:: The input ::

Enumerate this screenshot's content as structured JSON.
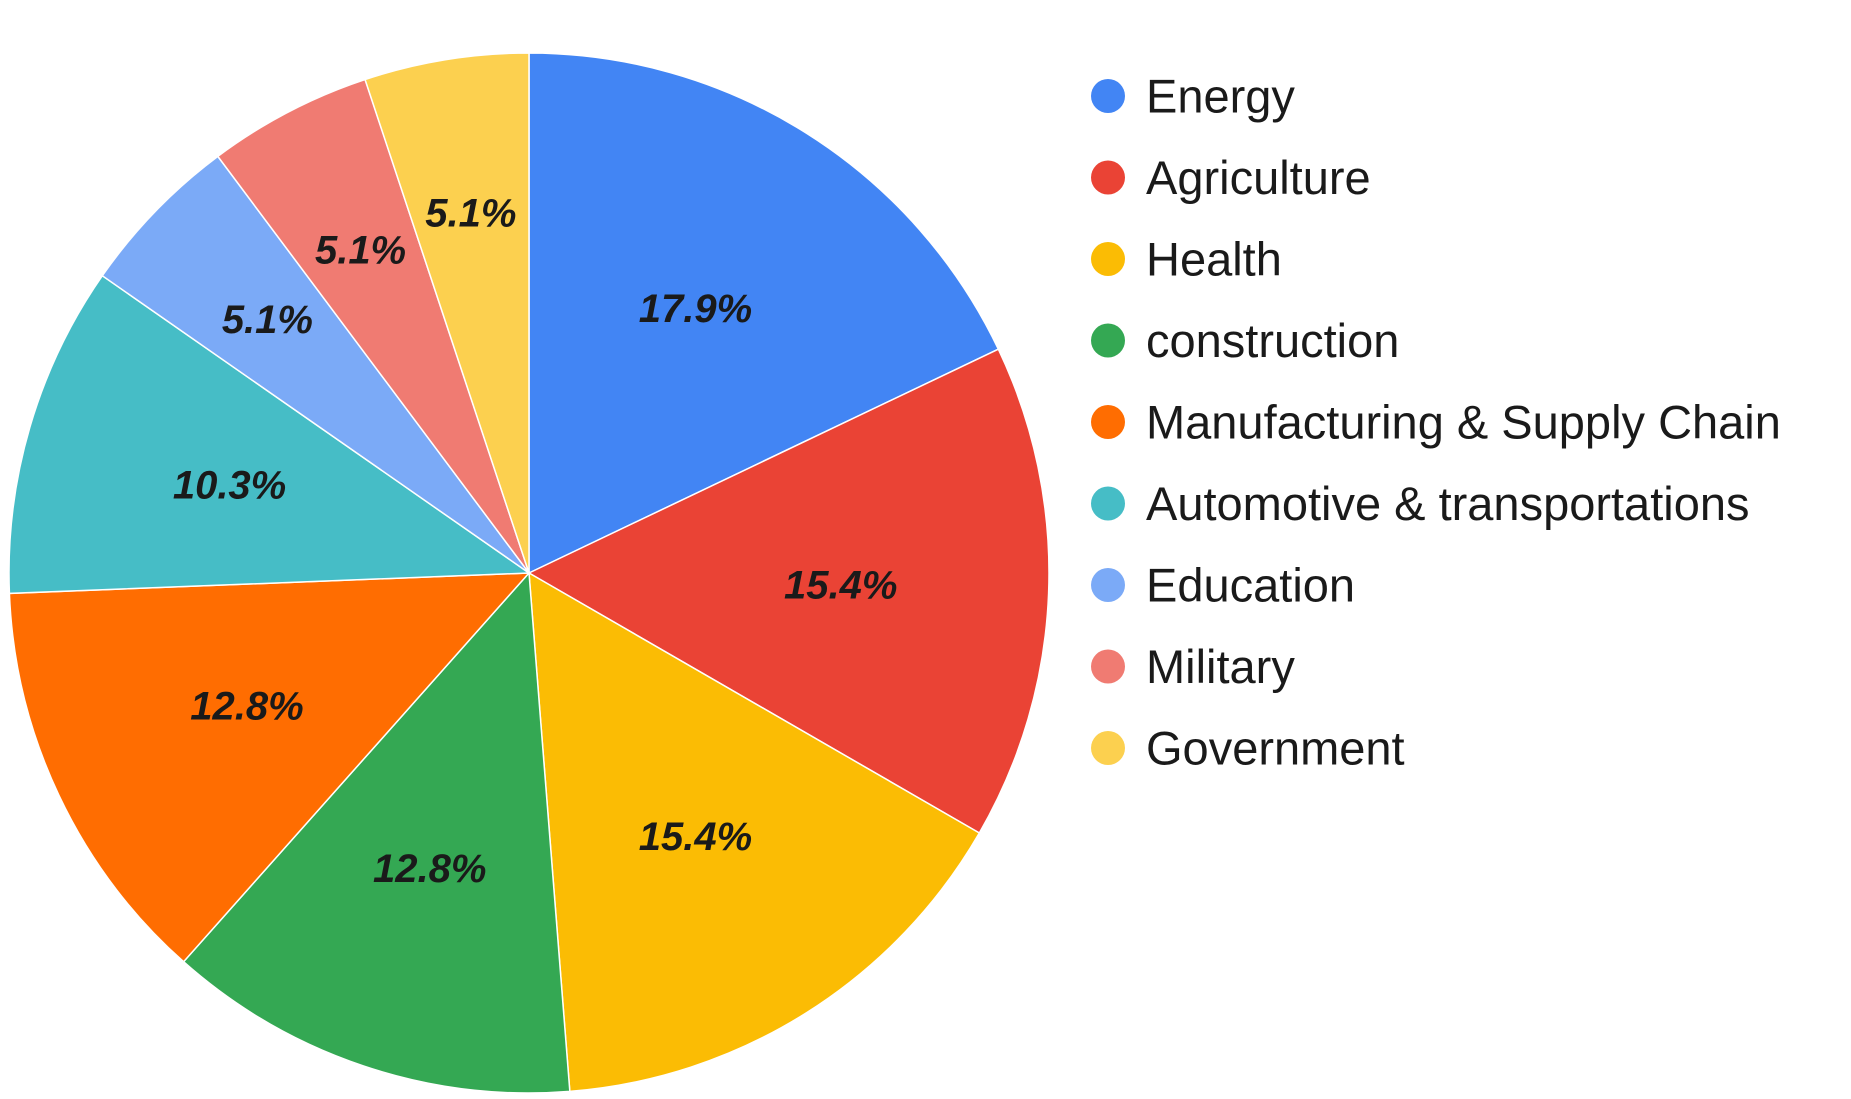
{
  "chart_data": {
    "type": "pie",
    "title": "",
    "legend_position": "right",
    "start_angle_deg": 0,
    "direction": "clockwise",
    "slices": [
      {
        "label": "Energy",
        "value": 17.9,
        "value_label": "17.9%",
        "color": "#4285F4"
      },
      {
        "label": "Agriculture",
        "value": 15.4,
        "value_label": "15.4%",
        "color": "#EA4335"
      },
      {
        "label": "Health",
        "value": 15.4,
        "value_label": "15.4%",
        "color": "#FBBC04"
      },
      {
        "label": "construction",
        "value": 12.8,
        "value_label": "12.8%",
        "color": "#34A853"
      },
      {
        "label": "Manufacturing & Supply Chain",
        "value": 12.8,
        "value_label": "12.8%",
        "color": "#FF6D01"
      },
      {
        "label": "Automotive & transportations",
        "value": 10.3,
        "value_label": "10.3%",
        "color": "#46BDC6"
      },
      {
        "label": "Education",
        "value": 5.1,
        "value_label": "5.1%",
        "color": "#7BAAF7"
      },
      {
        "label": "Military",
        "value": 5.1,
        "value_label": "5.1%",
        "color": "#F07B72"
      },
      {
        "label": "Government",
        "value": 5.1,
        "value_label": "5.1%",
        "color": "#FCD04F"
      }
    ]
  }
}
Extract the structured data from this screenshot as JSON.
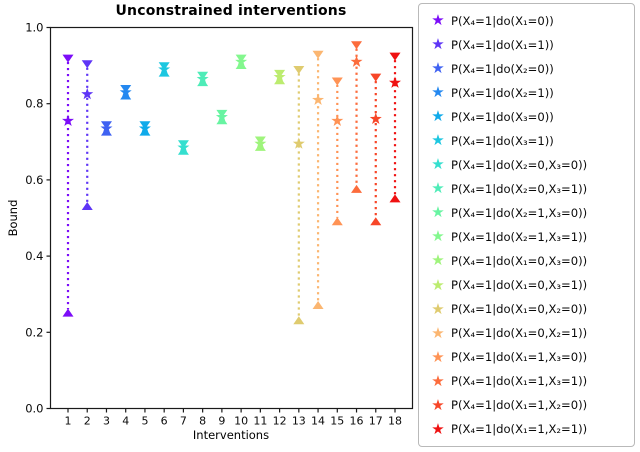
{
  "title": "Unconstrained interventions",
  "axes": {
    "xlabel": "Interventions",
    "ylabel": "Bound",
    "x_ticks": [
      "1",
      "2",
      "3",
      "4",
      "5",
      "6",
      "7",
      "8",
      "9",
      "10",
      "11",
      "12",
      "13",
      "14",
      "15",
      "16",
      "17",
      "18"
    ],
    "y_ticks": [
      "0.0",
      "0.2",
      "0.4",
      "0.6",
      "0.8",
      "1.0"
    ]
  },
  "icons": {
    "legend_marker": "★"
  },
  "chart_data": {
    "type": "scatter",
    "subtype": "interval-bounds-with-point-estimate",
    "title": "Unconstrained interventions",
    "xlabel": "Interventions",
    "ylabel": "Bound",
    "xlim": [
      0.2,
      18.8
    ],
    "ylim": [
      0.0,
      1.0
    ],
    "grid": false,
    "legend_position": "outside-right",
    "marker_upper_bound": "triangle-down",
    "marker_lower_bound": "triangle-up",
    "marker_point_estimate": "star",
    "connector_style": "dotted-vertical-line",
    "x": [
      1,
      2,
      3,
      4,
      5,
      6,
      7,
      8,
      9,
      10,
      11,
      12,
      13,
      14,
      15,
      16,
      17,
      18
    ],
    "series": [
      {
        "x": 1,
        "label": "P(X₄=1|do(X₁=0))",
        "color": "#7C0DF8",
        "upper": 0.92,
        "point": 0.755,
        "lower": 0.25
      },
      {
        "x": 2,
        "label": "P(X₄=1|do(X₁=1))",
        "color": "#5E35F6",
        "upper": 0.905,
        "point": 0.825,
        "lower": 0.53
      },
      {
        "x": 3,
        "label": "P(X₄=1|do(X₂=0))",
        "color": "#3F62F2",
        "upper": 0.745,
        "point": 0.735,
        "lower": 0.725
      },
      {
        "x": 4,
        "label": "P(X₄=1|do(X₂=1))",
        "color": "#2488F0",
        "upper": 0.84,
        "point": 0.83,
        "lower": 0.82
      },
      {
        "x": 5,
        "label": "P(X₄=1|do(X₃=0))",
        "color": "#0FAAEA",
        "upper": 0.745,
        "point": 0.735,
        "lower": 0.725
      },
      {
        "x": 6,
        "label": "P(X₄=1|do(X₃=1))",
        "color": "#1DC7E0",
        "upper": 0.9,
        "point": 0.89,
        "lower": 0.88
      },
      {
        "x": 7,
        "label": "P(X₄=1|do(X₂=0,X₃=0))",
        "color": "#35DFCF",
        "upper": 0.695,
        "point": 0.685,
        "lower": 0.675
      },
      {
        "x": 8,
        "label": "P(X₄=1|do(X₂=0,X₃=1))",
        "color": "#4FECB8",
        "upper": 0.875,
        "point": 0.865,
        "lower": 0.855
      },
      {
        "x": 9,
        "label": "P(X₄=1|do(X₂=1,X₃=0))",
        "color": "#68F4A2",
        "upper": 0.775,
        "point": 0.765,
        "lower": 0.755
      },
      {
        "x": 10,
        "label": "P(X₄=1|do(X₂=1,X₃=1))",
        "color": "#83F78E",
        "upper": 0.92,
        "point": 0.91,
        "lower": 0.9
      },
      {
        "x": 11,
        "label": "P(X₄=1|do(X₁=0,X₃=0))",
        "color": "#9FF47C",
        "upper": 0.705,
        "point": 0.695,
        "lower": 0.685
      },
      {
        "x": 12,
        "label": "P(X₄=1|do(X₁=0,X₃=1))",
        "color": "#BCEC6F",
        "upper": 0.88,
        "point": 0.87,
        "lower": 0.86
      },
      {
        "x": 13,
        "label": "P(X₄=1|do(X₁=0,X₂=0))",
        "color": "#DFCB6F",
        "upper": 0.89,
        "point": 0.695,
        "lower": 0.23
      },
      {
        "x": 14,
        "label": "P(X₄=1|do(X₁=0,X₂=1))",
        "color": "#FBB671",
        "upper": 0.93,
        "point": 0.81,
        "lower": 0.27
      },
      {
        "x": 15,
        "label": "P(X₄=1|do(X₁=1,X₃=0))",
        "color": "#FF9355",
        "upper": 0.86,
        "point": 0.755,
        "lower": 0.49
      },
      {
        "x": 16,
        "label": "P(X₄=1|do(X₁=1,X₃=1))",
        "color": "#FC6C3C",
        "upper": 0.955,
        "point": 0.91,
        "lower": 0.575
      },
      {
        "x": 17,
        "label": "P(X₄=1|do(X₁=1,X₂=0))",
        "color": "#F74628",
        "upper": 0.87,
        "point": 0.76,
        "lower": 0.49
      },
      {
        "x": 18,
        "label": "P(X₄=1|do(X₁=1,X₂=1))",
        "color": "#EF1111",
        "upper": 0.925,
        "point": 0.855,
        "lower": 0.55
      }
    ]
  }
}
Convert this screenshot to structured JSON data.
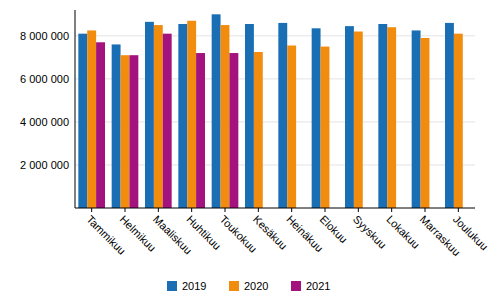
{
  "chart_data": {
    "type": "bar",
    "categories": [
      "Tammikuu",
      "Helmikuu",
      "Maaliskuu",
      "Huhtikuu",
      "Toukokuu",
      "Kesäkuu",
      "Heinäkuu",
      "Elokuu",
      "Syyskuu",
      "Lokakuu",
      "Marraskuu",
      "Joulukuu"
    ],
    "series": [
      {
        "name": "2019",
        "color": "#1a6eb4",
        "values": [
          8100000,
          7600000,
          8650000,
          8550000,
          9000000,
          8550000,
          8600000,
          8350000,
          8450000,
          8550000,
          8250000,
          8600000
        ]
      },
      {
        "name": "2020",
        "color": "#f28c0f",
        "values": [
          8250000,
          7100000,
          8500000,
          8700000,
          8500000,
          7250000,
          7550000,
          7500000,
          8200000,
          8400000,
          7900000,
          8100000
        ]
      },
      {
        "name": "2021",
        "color": "#a3127d",
        "values": [
          7700000,
          7100000,
          8100000,
          7200000,
          7200000,
          null,
          null,
          null,
          null,
          null,
          null,
          null
        ]
      }
    ],
    "ylim": [
      0,
      9200000
    ],
    "yticks": [
      {
        "value": 2000000,
        "label": "2 000 000"
      },
      {
        "value": 4000000,
        "label": "4 000 000"
      },
      {
        "value": 6000000,
        "label": "6 000 000"
      },
      {
        "value": 8000000,
        "label": "8 000 000"
      }
    ],
    "grid": true,
    "legend": "bottom"
  }
}
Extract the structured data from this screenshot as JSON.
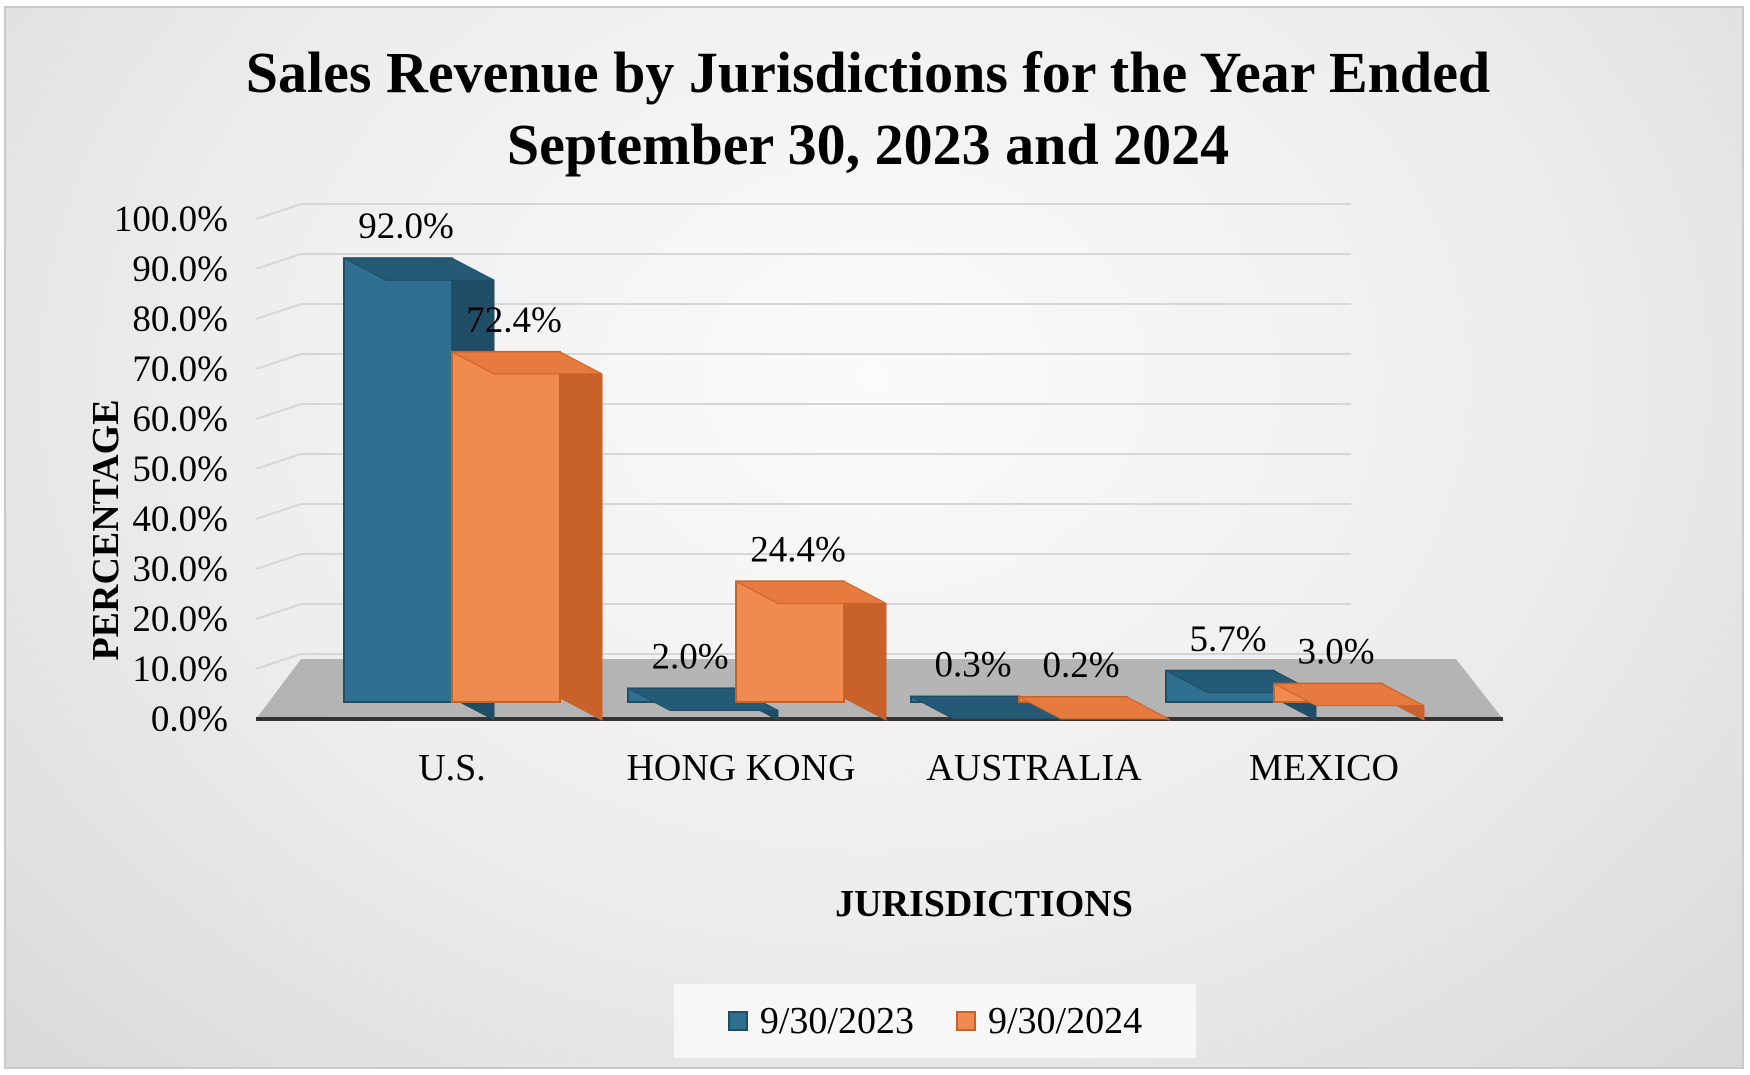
{
  "chart_data": {
    "type": "bar",
    "title": [
      "Sales Revenue by Jurisdictions for the Year Ended",
      "September 30, 2023 and 2024"
    ],
    "xlabel": "JURISDICTIONS",
    "ylabel": "PERCENTAGE",
    "categories": [
      "U.S.",
      "HONG KONG",
      "AUSTRALIA",
      "MEXICO"
    ],
    "series": [
      {
        "name": "9/30/2023",
        "values": [
          92.0,
          2.0,
          0.3,
          5.7
        ],
        "labels": [
          "92.0%",
          "2.0%",
          "0.3%",
          "5.7%"
        ]
      },
      {
        "name": "9/30/2024",
        "values": [
          72.4,
          24.4,
          0.2,
          3.0
        ],
        "labels": [
          "72.4%",
          "24.4%",
          "0.2%",
          "3.0%"
        ]
      }
    ],
    "ylim": [
      0,
      100
    ],
    "yticks": [
      "0.0%",
      "10.0%",
      "20.0%",
      "30.0%",
      "40.0%",
      "50.0%",
      "60.0%",
      "70.0%",
      "80.0%",
      "90.0%",
      "100.0%"
    ],
    "grid": true,
    "style": "3d-clustered-column",
    "legend_position": "bottom",
    "colors": {
      "series_2023_front": "#2f7090",
      "series_2023_side": "#1f4e66",
      "series_2023_top": "#245a76",
      "series_2024_front": "#f08a4e",
      "series_2024_side": "#c8622a",
      "series_2024_top": "#e77a3e",
      "floor": "#a9a9a9",
      "gridline": "#d6d6d6",
      "axis": "#333333"
    }
  }
}
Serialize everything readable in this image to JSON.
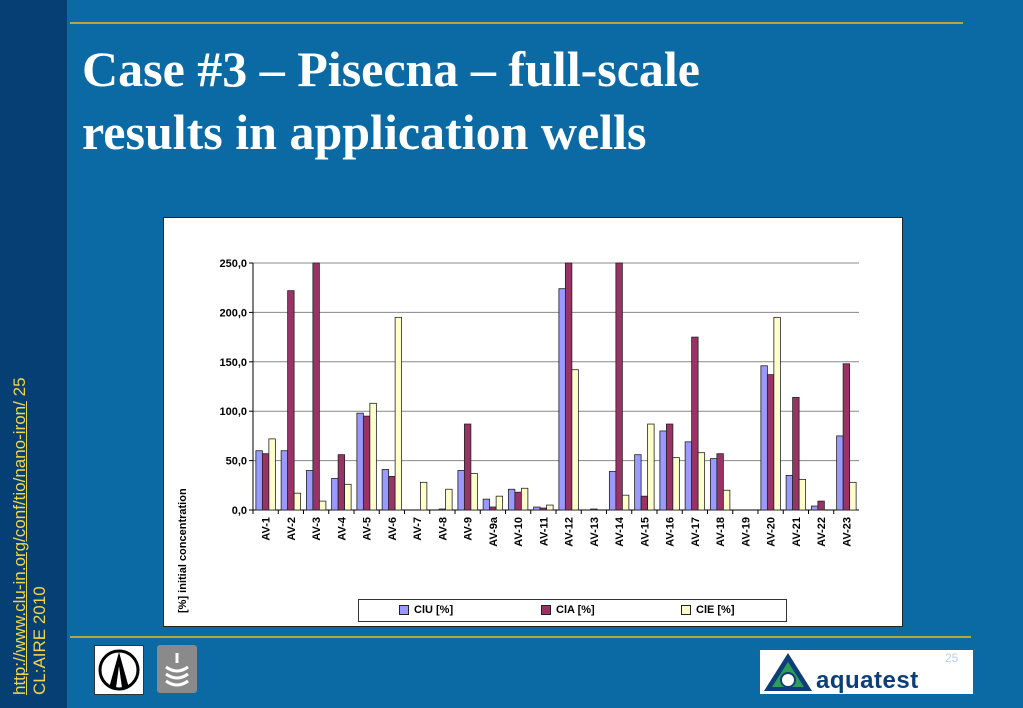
{
  "slide": {
    "title_line1": "Case #3 – Pisecna – full-scale",
    "title_line2": "results in application wells",
    "side_link": "http://www.clu-in.org/conf/tio/nano-iron/",
    "side_page": "25",
    "side_credit": "CL:AIRE 2010",
    "page_number": "25",
    "logo_text": "aquatest"
  },
  "colors": {
    "background": "#0b6aa3",
    "sidebar": "#063f73",
    "accent_rule": "#b9a640",
    "side_text": "#f2d64a",
    "ciu": "#9999ff",
    "cia": "#993366",
    "cie": "#ffffcc"
  },
  "icons": [
    "survey-instrument-logo",
    "wave-logo",
    "aquatest-triangle-logo"
  ],
  "chart_data": {
    "type": "bar",
    "ylabel": "[%] initial concentration",
    "ylim": [
      0,
      250
    ],
    "yticks": [
      "0,0",
      "50,0",
      "100,0",
      "150,0",
      "200,0",
      "250,0"
    ],
    "ytick_values": [
      0,
      50,
      100,
      150,
      200,
      250
    ],
    "grid": "horizontal",
    "legend_position": "bottom",
    "categories": [
      "AV-1",
      "AV-2",
      "AV-3",
      "AV-4",
      "AV-5",
      "AV-6",
      "AV-7",
      "AV-8",
      "AV-9",
      "AV-9a",
      "AV-10",
      "AV-11",
      "AV-12",
      "AV-13",
      "AV-14",
      "AV-15",
      "AV-16",
      "AV-17",
      "AV-18",
      "AV-19",
      "AV-20",
      "AV-21",
      "AV-22",
      "AV-23"
    ],
    "series": [
      {
        "name": "ClU [%]",
        "color": "#9999ff",
        "values": [
          60,
          60,
          40,
          32,
          98,
          41,
          0,
          0,
          40,
          11,
          21,
          3,
          224,
          0,
          39,
          56,
          80,
          69,
          52,
          0,
          146,
          35,
          4,
          75
        ]
      },
      {
        "name": "ClA [%]",
        "color": "#993366",
        "values": [
          57,
          222,
          252,
          56,
          95,
          34,
          0,
          1,
          87,
          3,
          18,
          2,
          252,
          1,
          252,
          14,
          87,
          175,
          57,
          0,
          137,
          114,
          9,
          148
        ]
      },
      {
        "name": "ClE [%]",
        "color": "#ffffcc",
        "values": [
          72,
          17,
          9,
          26,
          108,
          195,
          28,
          21,
          37,
          14,
          22,
          5,
          142,
          0,
          15,
          87,
          53,
          58,
          20,
          0,
          195,
          31,
          0,
          28
        ]
      }
    ]
  }
}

:::

**Problem requirements**
Answer only with how many lines in the records include "ylabel".

**Correct result**
4